* _PROBLEM DETAILS_
Every line holding the string "selected" should be gathered.
--- start ---
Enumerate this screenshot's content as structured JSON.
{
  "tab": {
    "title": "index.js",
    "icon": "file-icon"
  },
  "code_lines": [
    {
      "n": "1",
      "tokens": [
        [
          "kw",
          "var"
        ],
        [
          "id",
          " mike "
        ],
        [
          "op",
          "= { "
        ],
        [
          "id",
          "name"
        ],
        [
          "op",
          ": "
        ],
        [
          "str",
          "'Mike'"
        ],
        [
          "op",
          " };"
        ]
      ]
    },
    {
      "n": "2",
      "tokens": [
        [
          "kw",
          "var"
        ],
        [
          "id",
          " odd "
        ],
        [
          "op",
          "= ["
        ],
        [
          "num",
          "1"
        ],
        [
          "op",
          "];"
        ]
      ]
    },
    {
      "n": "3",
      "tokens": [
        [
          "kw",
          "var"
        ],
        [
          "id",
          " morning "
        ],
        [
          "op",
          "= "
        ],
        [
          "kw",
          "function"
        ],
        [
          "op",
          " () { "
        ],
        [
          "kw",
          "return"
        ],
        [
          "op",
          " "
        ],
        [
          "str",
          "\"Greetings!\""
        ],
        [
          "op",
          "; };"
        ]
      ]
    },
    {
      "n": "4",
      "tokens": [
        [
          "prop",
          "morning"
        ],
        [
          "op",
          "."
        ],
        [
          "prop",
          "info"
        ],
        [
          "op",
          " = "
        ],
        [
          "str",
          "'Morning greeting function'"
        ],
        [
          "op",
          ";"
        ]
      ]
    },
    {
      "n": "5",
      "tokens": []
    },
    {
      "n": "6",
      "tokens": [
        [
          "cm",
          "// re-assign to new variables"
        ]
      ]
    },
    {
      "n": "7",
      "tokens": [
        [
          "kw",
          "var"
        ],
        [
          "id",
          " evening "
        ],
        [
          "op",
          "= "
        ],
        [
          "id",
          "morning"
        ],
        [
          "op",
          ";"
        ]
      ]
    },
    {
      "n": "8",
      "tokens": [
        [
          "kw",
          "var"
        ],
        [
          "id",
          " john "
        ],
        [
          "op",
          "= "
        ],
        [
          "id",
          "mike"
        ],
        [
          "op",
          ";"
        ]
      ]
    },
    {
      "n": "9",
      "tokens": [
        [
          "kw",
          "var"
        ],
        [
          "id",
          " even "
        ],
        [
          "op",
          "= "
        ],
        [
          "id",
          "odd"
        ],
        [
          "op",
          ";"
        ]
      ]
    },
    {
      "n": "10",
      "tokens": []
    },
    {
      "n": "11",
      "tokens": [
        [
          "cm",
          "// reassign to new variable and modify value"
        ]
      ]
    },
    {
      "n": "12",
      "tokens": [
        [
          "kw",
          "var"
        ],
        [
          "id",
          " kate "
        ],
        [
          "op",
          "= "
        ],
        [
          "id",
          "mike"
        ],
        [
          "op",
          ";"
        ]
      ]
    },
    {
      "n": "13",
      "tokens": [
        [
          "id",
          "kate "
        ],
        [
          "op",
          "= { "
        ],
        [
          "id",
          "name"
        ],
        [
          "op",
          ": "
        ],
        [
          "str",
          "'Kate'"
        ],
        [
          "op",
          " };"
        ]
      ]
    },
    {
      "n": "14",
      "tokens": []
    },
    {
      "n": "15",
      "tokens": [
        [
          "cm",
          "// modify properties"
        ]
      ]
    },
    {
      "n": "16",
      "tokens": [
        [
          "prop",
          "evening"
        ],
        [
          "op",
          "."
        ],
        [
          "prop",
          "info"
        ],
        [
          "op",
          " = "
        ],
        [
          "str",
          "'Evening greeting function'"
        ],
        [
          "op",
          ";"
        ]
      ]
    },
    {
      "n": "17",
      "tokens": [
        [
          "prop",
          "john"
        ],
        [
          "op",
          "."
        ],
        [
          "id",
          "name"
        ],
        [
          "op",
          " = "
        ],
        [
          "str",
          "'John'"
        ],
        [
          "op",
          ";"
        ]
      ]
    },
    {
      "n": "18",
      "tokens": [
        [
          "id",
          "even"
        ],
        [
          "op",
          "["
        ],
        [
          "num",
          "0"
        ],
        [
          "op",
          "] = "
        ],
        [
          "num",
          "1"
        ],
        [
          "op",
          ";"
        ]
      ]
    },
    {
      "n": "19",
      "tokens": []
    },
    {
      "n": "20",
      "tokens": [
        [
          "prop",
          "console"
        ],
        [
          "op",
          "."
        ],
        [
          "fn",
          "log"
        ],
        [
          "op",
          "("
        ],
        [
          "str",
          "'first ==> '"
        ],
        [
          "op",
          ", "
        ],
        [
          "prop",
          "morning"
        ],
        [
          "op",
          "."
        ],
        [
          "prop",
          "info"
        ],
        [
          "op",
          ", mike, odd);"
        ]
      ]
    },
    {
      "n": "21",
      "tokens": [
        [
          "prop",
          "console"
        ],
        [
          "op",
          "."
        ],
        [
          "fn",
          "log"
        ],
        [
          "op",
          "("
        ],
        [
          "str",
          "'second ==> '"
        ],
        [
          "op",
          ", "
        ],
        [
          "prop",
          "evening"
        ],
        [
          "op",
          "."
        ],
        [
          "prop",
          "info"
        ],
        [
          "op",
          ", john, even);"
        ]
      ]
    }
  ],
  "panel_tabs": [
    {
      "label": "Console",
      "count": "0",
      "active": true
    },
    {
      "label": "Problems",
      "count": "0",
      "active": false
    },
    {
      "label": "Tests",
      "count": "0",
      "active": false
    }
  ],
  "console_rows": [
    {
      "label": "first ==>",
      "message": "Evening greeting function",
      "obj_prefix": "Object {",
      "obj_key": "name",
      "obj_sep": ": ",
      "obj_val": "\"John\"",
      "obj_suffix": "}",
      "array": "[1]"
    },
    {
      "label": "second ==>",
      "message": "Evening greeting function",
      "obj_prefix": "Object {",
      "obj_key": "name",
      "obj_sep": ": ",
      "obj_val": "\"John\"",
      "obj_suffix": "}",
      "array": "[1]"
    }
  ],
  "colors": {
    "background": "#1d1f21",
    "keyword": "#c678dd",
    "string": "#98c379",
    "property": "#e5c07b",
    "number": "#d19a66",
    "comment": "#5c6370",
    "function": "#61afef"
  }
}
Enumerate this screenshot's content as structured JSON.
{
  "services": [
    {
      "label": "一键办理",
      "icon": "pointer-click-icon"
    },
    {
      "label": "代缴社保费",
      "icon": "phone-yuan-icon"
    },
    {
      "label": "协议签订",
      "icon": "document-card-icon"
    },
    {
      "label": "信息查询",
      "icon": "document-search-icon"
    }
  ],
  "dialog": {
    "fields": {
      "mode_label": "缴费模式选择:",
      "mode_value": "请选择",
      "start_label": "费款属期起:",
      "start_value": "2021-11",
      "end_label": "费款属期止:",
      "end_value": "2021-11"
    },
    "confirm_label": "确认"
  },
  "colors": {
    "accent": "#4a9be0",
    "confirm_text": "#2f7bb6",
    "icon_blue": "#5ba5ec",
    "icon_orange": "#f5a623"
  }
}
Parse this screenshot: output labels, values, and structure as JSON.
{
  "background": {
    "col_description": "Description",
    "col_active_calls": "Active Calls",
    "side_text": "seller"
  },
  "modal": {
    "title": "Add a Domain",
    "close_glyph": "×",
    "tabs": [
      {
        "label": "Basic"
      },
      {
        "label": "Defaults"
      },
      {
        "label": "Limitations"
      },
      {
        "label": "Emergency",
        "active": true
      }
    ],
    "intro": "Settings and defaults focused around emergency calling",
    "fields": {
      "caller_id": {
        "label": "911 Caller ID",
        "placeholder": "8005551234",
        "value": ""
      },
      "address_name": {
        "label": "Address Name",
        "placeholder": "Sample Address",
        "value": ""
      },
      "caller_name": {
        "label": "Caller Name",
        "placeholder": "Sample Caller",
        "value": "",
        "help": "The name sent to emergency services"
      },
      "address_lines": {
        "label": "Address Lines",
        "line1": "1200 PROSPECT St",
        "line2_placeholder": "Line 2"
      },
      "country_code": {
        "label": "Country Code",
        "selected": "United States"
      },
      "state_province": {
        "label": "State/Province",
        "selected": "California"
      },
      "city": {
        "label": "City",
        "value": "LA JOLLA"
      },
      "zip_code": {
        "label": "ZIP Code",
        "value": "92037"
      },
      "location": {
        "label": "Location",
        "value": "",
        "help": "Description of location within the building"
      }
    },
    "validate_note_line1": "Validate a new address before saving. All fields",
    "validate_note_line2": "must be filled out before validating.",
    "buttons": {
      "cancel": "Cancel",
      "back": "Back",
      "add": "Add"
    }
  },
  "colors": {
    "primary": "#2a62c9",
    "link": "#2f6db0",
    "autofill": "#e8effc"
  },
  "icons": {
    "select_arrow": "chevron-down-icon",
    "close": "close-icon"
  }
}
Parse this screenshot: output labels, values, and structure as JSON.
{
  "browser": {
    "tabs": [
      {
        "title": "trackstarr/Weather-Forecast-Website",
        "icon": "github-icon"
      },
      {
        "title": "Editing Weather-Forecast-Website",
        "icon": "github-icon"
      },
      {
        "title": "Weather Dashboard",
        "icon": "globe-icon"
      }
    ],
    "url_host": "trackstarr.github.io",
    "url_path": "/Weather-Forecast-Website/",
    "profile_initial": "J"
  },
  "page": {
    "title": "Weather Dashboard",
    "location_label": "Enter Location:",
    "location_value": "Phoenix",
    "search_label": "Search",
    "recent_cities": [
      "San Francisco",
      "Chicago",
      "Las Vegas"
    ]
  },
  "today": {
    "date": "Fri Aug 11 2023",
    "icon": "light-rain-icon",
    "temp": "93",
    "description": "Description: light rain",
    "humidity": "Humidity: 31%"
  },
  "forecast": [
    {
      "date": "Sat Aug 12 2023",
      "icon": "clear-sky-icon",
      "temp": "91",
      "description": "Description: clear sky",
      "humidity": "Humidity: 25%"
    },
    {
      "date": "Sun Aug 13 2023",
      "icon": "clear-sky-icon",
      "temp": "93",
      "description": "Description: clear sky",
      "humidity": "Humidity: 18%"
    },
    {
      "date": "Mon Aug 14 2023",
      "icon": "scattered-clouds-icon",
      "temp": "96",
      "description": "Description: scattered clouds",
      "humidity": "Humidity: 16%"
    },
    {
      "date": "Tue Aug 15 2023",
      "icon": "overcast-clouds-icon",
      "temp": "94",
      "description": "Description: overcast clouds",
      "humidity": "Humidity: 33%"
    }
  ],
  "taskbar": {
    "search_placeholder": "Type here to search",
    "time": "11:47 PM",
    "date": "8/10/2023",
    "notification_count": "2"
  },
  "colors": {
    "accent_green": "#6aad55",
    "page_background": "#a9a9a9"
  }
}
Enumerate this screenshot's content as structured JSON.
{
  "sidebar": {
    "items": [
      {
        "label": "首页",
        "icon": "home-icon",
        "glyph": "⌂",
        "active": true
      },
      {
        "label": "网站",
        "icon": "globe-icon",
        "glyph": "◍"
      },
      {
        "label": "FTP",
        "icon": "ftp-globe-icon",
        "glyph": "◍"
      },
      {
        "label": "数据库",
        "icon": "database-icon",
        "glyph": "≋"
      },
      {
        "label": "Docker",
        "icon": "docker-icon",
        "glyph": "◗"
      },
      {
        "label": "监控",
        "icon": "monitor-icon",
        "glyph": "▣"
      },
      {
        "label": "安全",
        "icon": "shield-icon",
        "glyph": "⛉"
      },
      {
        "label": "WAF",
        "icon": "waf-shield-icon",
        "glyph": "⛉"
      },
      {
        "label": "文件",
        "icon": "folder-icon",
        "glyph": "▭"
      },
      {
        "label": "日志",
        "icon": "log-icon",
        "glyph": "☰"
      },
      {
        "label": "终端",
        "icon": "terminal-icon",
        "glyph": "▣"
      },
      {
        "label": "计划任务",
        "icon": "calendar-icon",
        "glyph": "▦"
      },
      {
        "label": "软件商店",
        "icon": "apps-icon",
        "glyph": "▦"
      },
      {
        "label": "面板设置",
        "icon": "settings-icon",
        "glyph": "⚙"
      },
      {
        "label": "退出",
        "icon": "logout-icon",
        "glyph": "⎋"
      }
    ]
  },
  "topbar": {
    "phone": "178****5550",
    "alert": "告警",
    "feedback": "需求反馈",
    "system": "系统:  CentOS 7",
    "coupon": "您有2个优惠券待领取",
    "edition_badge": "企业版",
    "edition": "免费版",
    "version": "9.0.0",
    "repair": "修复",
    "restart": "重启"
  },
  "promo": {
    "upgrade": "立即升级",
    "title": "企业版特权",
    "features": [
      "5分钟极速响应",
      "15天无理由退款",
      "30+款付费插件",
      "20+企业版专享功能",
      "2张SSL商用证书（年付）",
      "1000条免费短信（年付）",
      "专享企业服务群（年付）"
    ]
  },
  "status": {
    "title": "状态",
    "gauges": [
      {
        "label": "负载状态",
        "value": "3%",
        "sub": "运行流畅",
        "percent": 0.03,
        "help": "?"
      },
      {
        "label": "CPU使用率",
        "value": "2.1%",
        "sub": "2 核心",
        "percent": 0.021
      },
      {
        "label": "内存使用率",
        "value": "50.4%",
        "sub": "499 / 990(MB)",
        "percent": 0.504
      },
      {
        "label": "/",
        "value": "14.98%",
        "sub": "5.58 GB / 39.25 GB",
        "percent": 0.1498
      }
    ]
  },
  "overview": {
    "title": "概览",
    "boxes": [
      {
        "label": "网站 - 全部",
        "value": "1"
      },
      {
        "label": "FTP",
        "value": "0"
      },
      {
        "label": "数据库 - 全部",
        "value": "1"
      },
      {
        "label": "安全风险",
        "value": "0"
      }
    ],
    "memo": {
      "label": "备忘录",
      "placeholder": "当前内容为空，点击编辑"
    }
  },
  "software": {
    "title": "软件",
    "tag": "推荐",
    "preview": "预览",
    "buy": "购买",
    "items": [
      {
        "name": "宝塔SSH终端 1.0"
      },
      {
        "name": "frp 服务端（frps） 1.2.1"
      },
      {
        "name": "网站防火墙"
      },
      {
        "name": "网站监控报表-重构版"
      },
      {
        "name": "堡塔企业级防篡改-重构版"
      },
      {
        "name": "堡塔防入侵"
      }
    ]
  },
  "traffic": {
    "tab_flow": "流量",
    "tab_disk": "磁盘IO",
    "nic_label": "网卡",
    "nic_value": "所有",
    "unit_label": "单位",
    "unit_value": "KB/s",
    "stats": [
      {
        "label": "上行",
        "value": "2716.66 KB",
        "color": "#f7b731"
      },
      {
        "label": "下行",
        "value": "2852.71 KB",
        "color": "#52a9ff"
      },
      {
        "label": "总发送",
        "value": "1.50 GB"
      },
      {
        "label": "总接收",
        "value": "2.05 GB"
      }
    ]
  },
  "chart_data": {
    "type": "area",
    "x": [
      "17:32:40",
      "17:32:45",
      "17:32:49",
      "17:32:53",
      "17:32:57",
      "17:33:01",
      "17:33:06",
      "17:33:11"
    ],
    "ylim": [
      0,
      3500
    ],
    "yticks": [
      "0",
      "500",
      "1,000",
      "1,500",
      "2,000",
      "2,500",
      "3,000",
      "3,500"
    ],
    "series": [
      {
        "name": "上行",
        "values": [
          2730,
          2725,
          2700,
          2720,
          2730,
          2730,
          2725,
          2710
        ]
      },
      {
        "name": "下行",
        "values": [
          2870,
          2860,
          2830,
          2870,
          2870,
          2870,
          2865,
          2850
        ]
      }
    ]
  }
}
--- end ---
* _CORRECT ANSWER_
        "selected": "United States"
        "selected": "California"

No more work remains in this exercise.